#### [EXERCISE AIM]
Copy every line of the records below that holds the word "siglo".

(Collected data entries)
■ ■ ■

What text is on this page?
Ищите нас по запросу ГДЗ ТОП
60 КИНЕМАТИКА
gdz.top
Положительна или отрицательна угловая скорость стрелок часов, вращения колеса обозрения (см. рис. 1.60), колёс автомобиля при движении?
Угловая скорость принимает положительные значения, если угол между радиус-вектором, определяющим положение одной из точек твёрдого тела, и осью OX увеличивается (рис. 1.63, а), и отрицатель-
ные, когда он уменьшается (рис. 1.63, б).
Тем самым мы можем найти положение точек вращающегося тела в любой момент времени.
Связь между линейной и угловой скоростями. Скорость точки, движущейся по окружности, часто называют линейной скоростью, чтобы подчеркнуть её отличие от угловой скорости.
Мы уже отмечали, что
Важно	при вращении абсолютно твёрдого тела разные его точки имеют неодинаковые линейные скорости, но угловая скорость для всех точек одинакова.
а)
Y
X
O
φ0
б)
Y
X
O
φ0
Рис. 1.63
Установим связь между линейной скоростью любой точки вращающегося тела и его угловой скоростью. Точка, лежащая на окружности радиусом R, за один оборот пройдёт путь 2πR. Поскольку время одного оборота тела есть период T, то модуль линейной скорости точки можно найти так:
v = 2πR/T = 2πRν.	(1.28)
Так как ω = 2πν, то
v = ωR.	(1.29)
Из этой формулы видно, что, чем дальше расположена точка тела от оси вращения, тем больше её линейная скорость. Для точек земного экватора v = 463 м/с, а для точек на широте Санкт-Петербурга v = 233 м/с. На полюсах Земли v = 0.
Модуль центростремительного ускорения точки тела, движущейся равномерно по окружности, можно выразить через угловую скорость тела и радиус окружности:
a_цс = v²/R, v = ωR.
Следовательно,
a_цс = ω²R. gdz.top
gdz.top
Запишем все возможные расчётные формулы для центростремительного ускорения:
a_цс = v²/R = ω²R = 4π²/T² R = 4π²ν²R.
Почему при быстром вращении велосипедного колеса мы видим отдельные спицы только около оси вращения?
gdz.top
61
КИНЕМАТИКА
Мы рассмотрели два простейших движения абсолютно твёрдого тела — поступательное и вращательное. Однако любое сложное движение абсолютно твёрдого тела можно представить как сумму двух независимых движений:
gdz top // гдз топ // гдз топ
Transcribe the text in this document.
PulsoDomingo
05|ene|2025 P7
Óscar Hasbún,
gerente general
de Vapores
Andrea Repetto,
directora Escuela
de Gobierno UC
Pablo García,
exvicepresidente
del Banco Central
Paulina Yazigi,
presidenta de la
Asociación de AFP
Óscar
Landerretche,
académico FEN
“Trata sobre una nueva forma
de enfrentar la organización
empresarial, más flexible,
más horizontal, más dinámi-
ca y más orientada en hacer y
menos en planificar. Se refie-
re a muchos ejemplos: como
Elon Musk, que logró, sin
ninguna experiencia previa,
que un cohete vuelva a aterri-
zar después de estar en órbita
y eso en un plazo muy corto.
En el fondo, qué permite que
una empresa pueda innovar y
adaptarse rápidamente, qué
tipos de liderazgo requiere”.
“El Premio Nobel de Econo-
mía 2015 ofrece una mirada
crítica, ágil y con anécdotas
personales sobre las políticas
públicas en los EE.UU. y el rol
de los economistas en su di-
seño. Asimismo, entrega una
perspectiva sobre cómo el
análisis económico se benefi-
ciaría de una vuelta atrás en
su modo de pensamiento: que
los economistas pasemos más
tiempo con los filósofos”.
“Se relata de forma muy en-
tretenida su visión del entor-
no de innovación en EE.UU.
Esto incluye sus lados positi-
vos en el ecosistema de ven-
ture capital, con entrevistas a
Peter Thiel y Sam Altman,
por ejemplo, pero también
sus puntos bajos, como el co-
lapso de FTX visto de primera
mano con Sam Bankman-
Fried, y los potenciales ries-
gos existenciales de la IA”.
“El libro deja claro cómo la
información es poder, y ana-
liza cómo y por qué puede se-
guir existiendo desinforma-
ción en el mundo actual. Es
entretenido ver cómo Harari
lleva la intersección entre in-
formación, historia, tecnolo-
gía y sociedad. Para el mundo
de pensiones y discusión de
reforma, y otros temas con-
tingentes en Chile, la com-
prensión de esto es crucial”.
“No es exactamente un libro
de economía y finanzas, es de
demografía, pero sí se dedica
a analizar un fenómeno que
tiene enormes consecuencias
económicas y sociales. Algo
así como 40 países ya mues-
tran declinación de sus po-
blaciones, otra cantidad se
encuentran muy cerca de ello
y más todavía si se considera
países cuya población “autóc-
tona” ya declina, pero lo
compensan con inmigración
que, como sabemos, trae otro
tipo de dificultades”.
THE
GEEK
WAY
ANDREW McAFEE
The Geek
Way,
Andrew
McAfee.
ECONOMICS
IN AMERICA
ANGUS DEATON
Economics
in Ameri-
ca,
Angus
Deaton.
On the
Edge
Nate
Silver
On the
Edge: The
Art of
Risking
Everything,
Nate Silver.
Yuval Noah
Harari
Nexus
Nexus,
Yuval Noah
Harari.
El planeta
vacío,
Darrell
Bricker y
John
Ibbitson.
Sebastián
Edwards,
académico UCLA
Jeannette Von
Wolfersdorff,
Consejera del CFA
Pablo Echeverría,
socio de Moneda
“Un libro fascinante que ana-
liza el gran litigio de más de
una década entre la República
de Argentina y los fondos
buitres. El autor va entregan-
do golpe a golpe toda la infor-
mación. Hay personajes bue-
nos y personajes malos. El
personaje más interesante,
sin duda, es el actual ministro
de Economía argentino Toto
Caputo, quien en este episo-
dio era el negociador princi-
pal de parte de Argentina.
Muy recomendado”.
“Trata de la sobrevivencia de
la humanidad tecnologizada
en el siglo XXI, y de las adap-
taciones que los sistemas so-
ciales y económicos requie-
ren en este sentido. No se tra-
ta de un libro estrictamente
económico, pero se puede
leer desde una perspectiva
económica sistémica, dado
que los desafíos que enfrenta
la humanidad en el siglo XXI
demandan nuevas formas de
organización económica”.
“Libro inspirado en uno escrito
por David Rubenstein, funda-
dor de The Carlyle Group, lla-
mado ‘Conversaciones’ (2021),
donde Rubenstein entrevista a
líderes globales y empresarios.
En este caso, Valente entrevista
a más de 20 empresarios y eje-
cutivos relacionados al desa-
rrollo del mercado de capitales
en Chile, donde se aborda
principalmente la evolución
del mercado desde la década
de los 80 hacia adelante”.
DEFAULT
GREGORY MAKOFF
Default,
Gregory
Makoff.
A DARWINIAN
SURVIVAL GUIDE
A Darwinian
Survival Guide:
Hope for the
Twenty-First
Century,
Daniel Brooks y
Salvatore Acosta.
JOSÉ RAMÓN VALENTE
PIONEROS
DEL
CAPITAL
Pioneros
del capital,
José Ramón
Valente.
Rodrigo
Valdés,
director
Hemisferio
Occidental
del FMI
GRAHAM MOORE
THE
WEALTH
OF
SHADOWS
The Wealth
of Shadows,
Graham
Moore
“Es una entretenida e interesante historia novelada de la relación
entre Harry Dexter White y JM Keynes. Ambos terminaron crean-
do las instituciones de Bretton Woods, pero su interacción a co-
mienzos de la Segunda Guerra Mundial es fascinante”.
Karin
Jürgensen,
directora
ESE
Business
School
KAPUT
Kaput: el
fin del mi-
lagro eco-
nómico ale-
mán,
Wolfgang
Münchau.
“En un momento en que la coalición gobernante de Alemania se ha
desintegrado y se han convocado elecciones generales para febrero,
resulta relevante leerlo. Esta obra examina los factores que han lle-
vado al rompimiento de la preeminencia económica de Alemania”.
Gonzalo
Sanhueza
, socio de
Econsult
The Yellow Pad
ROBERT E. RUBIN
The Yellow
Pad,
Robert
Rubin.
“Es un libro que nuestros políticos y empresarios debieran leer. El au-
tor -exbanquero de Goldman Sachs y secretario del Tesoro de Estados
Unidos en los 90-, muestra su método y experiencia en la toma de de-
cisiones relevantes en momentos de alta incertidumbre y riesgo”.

■ ■ ■

#### [ANSWER TO THIS TASK]
en el siglo XXI, y de las adap-
la humanidad en el siglo XXI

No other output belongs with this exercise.